[WHAT YOU ARE ASKED TO DO] Scan the records below and report how many lines include the string "Complex"; the number alone will do.

━━━ DATA FOR ANALYSIS ━━━

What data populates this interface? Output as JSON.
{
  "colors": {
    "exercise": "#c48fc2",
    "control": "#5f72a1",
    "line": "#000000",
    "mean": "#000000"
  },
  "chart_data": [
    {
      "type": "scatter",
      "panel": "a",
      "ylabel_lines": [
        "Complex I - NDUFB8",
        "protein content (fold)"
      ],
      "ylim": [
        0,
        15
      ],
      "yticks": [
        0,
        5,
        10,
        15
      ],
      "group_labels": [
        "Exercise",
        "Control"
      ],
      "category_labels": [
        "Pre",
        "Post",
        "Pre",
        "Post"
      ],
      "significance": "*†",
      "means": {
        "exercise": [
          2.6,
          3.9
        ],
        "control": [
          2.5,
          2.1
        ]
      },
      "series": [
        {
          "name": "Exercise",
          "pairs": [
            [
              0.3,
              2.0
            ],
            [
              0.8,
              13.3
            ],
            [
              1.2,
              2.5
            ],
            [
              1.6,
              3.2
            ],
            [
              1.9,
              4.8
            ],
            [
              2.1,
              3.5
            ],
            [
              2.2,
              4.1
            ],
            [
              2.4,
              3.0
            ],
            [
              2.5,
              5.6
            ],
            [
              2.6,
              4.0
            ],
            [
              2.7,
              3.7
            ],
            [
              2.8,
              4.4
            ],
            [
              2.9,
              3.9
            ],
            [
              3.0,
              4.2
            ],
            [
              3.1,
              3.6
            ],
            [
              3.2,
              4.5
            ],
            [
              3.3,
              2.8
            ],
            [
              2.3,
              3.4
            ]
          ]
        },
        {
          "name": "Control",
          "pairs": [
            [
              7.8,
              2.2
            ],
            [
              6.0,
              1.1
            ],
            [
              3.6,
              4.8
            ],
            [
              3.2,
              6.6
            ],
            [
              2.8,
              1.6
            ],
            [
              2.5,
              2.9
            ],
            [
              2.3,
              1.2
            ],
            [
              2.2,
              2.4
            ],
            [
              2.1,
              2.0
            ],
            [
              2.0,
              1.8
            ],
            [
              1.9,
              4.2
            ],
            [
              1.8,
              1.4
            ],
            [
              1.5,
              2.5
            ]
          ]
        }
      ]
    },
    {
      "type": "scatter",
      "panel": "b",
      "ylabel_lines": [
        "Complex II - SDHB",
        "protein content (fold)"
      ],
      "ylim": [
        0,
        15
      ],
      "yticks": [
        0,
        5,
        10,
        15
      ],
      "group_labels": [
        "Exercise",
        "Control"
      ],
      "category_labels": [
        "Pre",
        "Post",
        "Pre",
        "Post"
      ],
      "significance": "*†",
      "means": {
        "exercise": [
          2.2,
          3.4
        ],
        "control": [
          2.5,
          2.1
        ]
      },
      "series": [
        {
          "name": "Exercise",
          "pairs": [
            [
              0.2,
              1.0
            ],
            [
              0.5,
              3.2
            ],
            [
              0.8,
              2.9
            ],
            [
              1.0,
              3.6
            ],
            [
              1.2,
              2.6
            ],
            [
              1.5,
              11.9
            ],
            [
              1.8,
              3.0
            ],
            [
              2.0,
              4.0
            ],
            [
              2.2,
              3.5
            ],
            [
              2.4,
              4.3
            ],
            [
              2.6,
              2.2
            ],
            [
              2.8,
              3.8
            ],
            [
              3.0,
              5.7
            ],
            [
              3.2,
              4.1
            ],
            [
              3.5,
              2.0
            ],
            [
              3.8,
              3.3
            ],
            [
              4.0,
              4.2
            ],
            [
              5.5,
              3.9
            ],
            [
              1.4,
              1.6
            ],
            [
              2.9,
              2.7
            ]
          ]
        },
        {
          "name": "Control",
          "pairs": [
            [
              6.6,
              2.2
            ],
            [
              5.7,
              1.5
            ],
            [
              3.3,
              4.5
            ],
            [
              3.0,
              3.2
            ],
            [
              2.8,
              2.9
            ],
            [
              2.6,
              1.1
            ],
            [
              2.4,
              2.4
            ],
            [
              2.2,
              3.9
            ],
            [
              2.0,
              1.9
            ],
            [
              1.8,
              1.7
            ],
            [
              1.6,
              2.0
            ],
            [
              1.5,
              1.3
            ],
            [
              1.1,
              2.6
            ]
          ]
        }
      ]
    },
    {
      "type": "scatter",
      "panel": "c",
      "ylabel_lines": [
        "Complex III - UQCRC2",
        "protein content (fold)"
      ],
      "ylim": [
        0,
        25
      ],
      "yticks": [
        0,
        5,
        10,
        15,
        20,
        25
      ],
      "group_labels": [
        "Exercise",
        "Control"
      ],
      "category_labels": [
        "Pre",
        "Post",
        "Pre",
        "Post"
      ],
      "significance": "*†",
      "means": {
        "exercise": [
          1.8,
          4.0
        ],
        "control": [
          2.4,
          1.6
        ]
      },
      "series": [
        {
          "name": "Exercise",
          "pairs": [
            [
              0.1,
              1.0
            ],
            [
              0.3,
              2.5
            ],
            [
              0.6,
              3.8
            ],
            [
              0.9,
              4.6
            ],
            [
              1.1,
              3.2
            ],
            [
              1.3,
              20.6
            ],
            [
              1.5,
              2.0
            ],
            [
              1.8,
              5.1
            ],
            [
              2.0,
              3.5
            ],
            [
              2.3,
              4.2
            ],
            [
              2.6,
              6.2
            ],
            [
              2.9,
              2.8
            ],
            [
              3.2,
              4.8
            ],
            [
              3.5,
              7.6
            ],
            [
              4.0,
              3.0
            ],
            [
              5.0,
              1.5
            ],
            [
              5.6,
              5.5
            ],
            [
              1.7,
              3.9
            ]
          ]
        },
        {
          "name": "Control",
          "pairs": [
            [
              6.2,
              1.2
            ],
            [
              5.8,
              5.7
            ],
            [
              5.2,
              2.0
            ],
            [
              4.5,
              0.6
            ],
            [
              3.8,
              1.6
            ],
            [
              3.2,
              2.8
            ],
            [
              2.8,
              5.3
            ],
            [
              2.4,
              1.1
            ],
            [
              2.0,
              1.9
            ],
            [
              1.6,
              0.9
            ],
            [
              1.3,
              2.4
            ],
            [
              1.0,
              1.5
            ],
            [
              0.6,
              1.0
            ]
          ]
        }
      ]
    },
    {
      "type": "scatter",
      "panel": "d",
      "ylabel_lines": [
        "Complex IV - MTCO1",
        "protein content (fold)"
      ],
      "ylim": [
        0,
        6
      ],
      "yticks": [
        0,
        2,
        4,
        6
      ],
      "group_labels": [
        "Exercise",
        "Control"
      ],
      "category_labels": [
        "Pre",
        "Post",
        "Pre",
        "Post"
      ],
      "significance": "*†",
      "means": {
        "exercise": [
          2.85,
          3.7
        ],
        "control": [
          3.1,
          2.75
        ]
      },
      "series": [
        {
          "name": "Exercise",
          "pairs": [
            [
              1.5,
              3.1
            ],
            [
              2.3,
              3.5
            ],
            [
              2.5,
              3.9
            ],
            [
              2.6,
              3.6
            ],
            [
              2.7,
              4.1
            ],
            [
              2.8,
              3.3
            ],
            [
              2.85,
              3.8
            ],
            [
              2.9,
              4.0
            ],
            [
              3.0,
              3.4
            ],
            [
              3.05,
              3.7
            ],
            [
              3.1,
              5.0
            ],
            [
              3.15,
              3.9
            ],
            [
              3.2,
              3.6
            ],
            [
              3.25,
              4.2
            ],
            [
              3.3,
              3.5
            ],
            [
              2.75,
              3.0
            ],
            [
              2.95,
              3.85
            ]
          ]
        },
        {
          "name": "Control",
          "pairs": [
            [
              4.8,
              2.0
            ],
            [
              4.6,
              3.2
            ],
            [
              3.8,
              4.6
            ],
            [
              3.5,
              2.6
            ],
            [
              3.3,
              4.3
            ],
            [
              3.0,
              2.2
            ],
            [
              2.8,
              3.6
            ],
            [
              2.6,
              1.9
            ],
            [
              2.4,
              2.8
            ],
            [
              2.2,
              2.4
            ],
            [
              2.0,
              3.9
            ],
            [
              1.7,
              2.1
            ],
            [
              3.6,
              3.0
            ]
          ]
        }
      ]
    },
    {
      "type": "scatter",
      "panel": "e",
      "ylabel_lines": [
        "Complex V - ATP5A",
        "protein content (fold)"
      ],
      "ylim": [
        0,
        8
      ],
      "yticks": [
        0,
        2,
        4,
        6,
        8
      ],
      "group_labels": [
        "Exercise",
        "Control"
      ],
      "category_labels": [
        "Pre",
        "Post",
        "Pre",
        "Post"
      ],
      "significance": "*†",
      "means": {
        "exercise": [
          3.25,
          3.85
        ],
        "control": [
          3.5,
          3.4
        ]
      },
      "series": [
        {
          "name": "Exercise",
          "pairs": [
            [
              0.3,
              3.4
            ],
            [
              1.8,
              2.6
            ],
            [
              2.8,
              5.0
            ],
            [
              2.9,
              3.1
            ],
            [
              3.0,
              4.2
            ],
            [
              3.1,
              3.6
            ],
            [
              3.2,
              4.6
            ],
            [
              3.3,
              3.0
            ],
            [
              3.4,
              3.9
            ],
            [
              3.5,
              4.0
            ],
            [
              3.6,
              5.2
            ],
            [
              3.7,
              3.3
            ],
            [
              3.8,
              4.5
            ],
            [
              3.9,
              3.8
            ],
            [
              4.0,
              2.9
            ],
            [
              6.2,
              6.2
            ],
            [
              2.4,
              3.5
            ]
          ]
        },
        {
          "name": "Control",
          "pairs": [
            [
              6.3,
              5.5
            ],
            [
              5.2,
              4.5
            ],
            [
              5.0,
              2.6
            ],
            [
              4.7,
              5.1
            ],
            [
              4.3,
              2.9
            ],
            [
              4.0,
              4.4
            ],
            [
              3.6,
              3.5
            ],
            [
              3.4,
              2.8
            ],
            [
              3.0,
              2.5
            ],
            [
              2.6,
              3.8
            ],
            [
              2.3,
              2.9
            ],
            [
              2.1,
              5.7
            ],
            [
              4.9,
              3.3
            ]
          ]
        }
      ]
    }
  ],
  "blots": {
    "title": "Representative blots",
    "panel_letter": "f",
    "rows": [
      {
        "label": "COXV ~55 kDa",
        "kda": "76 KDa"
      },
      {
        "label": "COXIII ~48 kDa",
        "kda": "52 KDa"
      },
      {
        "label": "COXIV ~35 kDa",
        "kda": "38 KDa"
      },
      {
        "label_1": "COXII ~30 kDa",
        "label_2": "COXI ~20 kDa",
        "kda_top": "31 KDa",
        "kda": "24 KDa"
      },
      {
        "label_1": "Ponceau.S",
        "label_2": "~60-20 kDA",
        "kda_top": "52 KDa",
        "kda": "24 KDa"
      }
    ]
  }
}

━━━

[FINAL ANSWER] 5